◆ **Figure content listings**:
********

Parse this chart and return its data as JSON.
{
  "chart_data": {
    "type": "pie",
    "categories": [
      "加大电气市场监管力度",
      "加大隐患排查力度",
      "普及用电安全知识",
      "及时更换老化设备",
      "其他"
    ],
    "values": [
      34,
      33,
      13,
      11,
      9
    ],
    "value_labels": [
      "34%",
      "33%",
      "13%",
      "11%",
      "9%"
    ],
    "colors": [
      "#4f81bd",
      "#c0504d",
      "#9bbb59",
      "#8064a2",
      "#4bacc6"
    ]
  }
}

********

Retype all of the entries precisely as they are.

Parse this chart and return its data as JSON.
{
  "chart_data": {
    "type": "pie",
    "categories": [
      "加大电气市场监管力度",
      "加大隐患排查力度",
      "普及用电安全知识",
      "及时更换老化设备",
      "其他"
    ],
    "values": [
      34,
      33,
      13,
      11,
      9
    ],
    "value_labels": [
      "34%",
      "33%",
      "13%",
      "11%",
      "9%"
    ],
    "colors": [
      "#4f81bd",
      "#c0504d",
      "#9bbb59",
      "#8064a2",
      "#4bacc6"
    ]
  }
}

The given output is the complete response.